Work required: Below is some material; set it all down exactly, apart from the pictures.

A block of data
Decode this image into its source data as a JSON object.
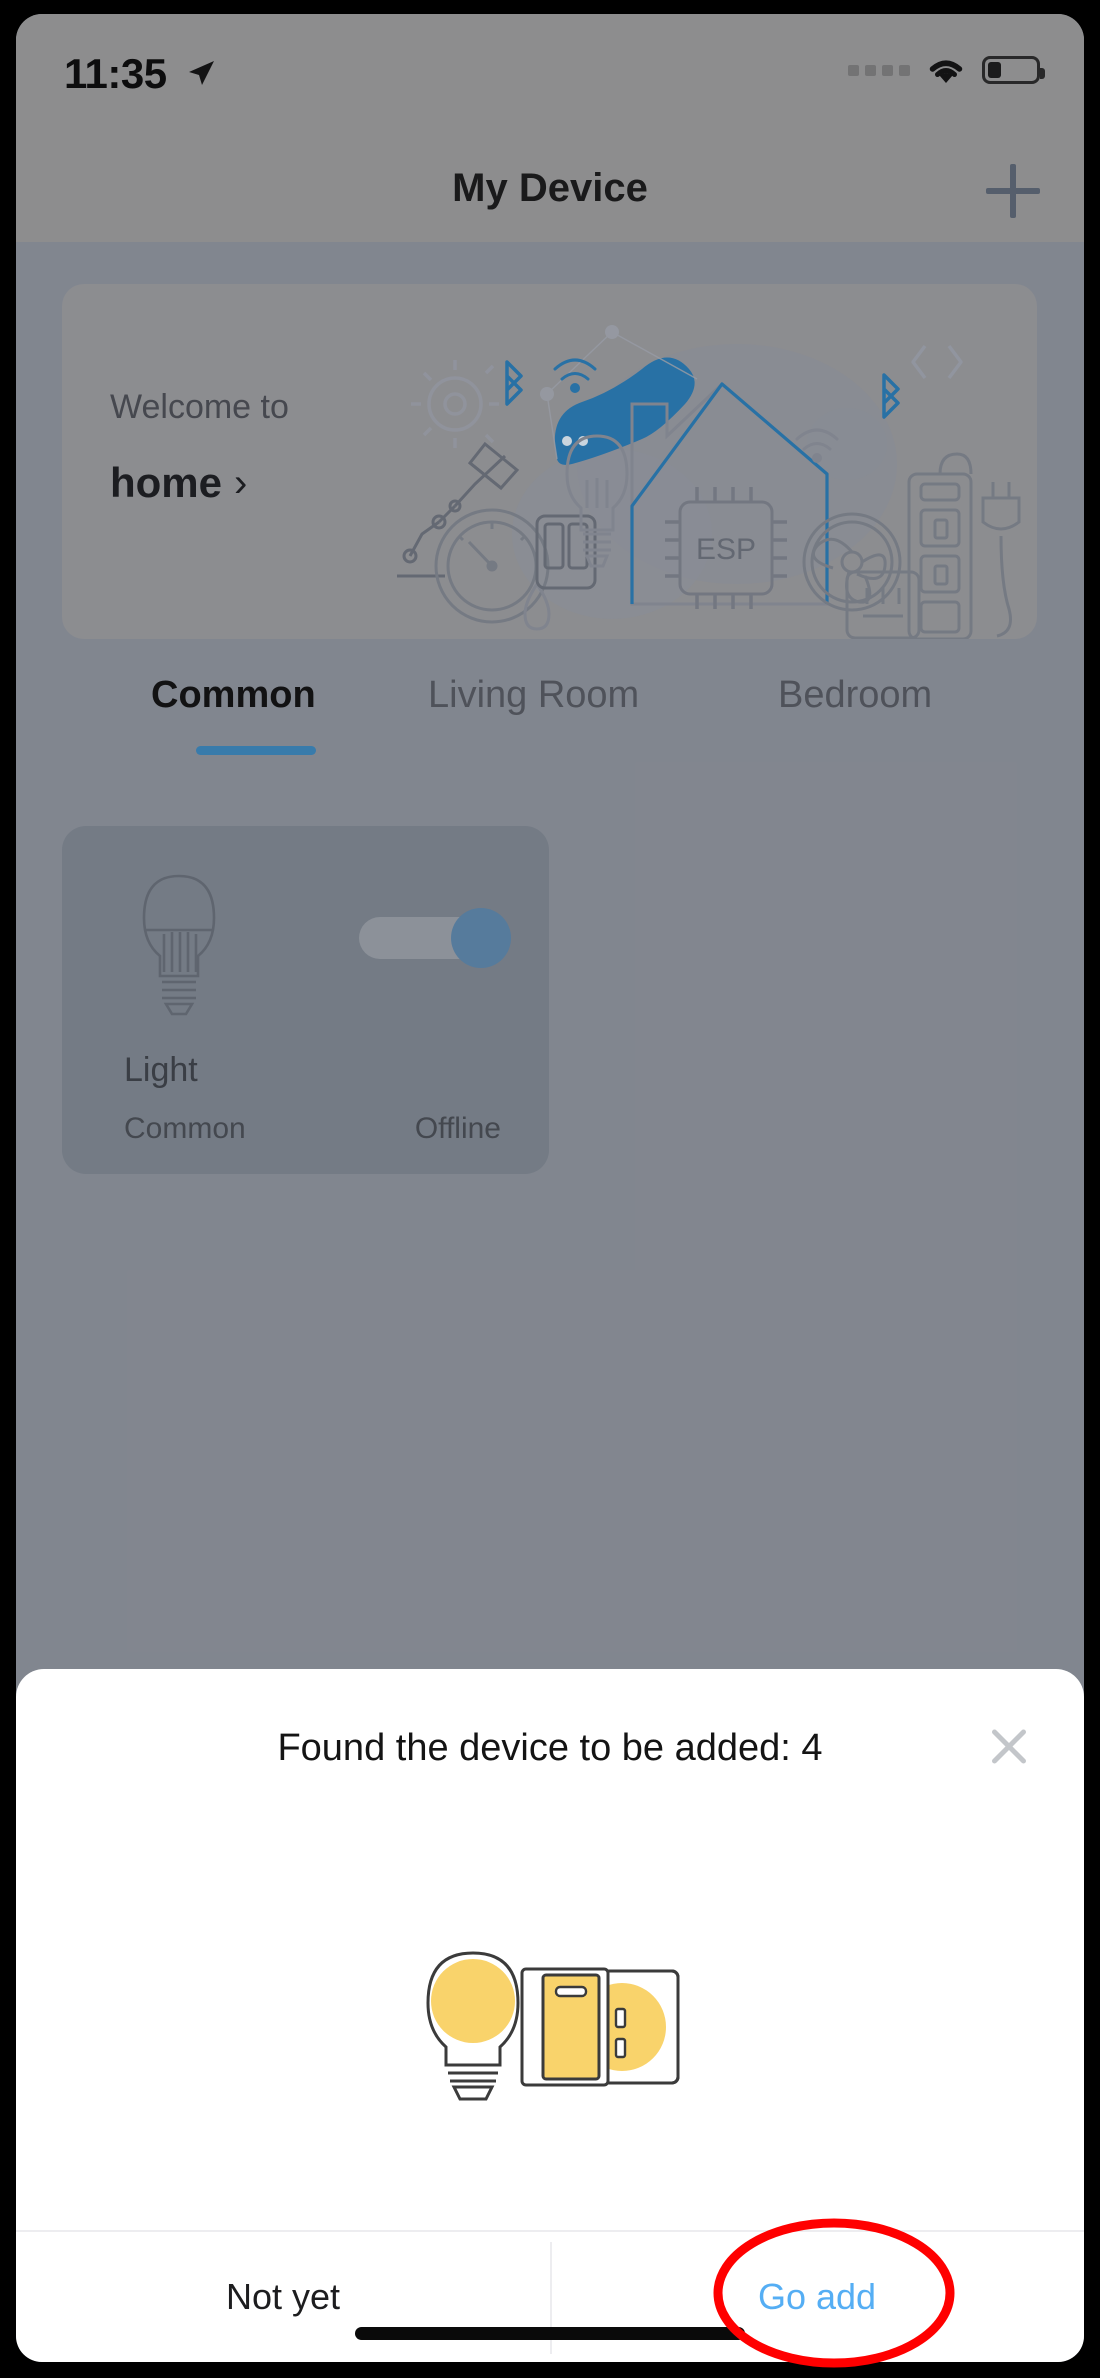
{
  "status_bar": {
    "time": "11:35",
    "location_icon": "location-arrow-icon",
    "signal_icon": "signal-dots-icon",
    "wifi_icon": "wifi-icon",
    "battery_icon": "battery-low-icon"
  },
  "header": {
    "title": "My Device",
    "add_icon": "plus-icon"
  },
  "banner": {
    "welcome_label": "Welcome to",
    "home_name": "home",
    "chevron": "›",
    "illustration": "smart-home-esp-illustration",
    "chip_label": "ESP"
  },
  "tabs": [
    {
      "label": "Common",
      "active": true
    },
    {
      "label": "Living Room",
      "active": false
    },
    {
      "label": "Bedroom",
      "active": false
    }
  ],
  "device_card": {
    "icon": "light-bulb-icon",
    "name": "Light",
    "room": "Common",
    "status": "Offline",
    "toggle_state": "on"
  },
  "sheet": {
    "title": "Found the device to be added: 4",
    "close_icon": "close-icon",
    "illustration": "bulb-switch-outlet-illustration",
    "buttons": {
      "secondary": "Not yet",
      "primary": "Go add"
    }
  },
  "annotation": {
    "shape": "red-ellipse-highlight",
    "color": "#ff0000",
    "targets": "Go add"
  },
  "colors": {
    "page_background": "#8e939c",
    "header_background": "#9b9b9b",
    "banner_background": "#9a9b9e",
    "card_background": "#7f8791",
    "accent_blue": "#3d87bc",
    "link_blue": "#55aef4",
    "sheet_background": "#ffffff",
    "illustration_yellow": "#f9d36b"
  }
}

Task answer:
Decode this image into its source data as a JSON object.
{
  "status_bar": {
    "time": "11:35",
    "location_icon": "location-arrow-icon",
    "signal_icon": "signal-dots-icon",
    "wifi_icon": "wifi-icon",
    "battery_icon": "battery-low-icon"
  },
  "header": {
    "title": "My Device",
    "add_icon": "plus-icon"
  },
  "banner": {
    "welcome_label": "Welcome to",
    "home_name": "home",
    "chevron": "›",
    "illustration": "smart-home-esp-illustration",
    "chip_label": "ESP"
  },
  "tabs": [
    {
      "label": "Common",
      "active": true
    },
    {
      "label": "Living Room",
      "active": false
    },
    {
      "label": "Bedroom",
      "active": false
    }
  ],
  "device_card": {
    "icon": "light-bulb-icon",
    "name": "Light",
    "room": "Common",
    "status": "Offline",
    "toggle_state": "on"
  },
  "sheet": {
    "title": "Found the device to be added: 4",
    "close_icon": "close-icon",
    "illustration": "bulb-switch-outlet-illustration",
    "buttons": {
      "secondary": "Not yet",
      "primary": "Go add"
    }
  },
  "annotation": {
    "shape": "red-ellipse-highlight",
    "color": "#ff0000",
    "targets": "Go add"
  },
  "colors": {
    "page_background": "#8e939c",
    "header_background": "#9b9b9b",
    "banner_background": "#9a9b9e",
    "card_background": "#7f8791",
    "accent_blue": "#3d87bc",
    "link_blue": "#55aef4",
    "sheet_background": "#ffffff",
    "illustration_yellow": "#f9d36b"
  }
}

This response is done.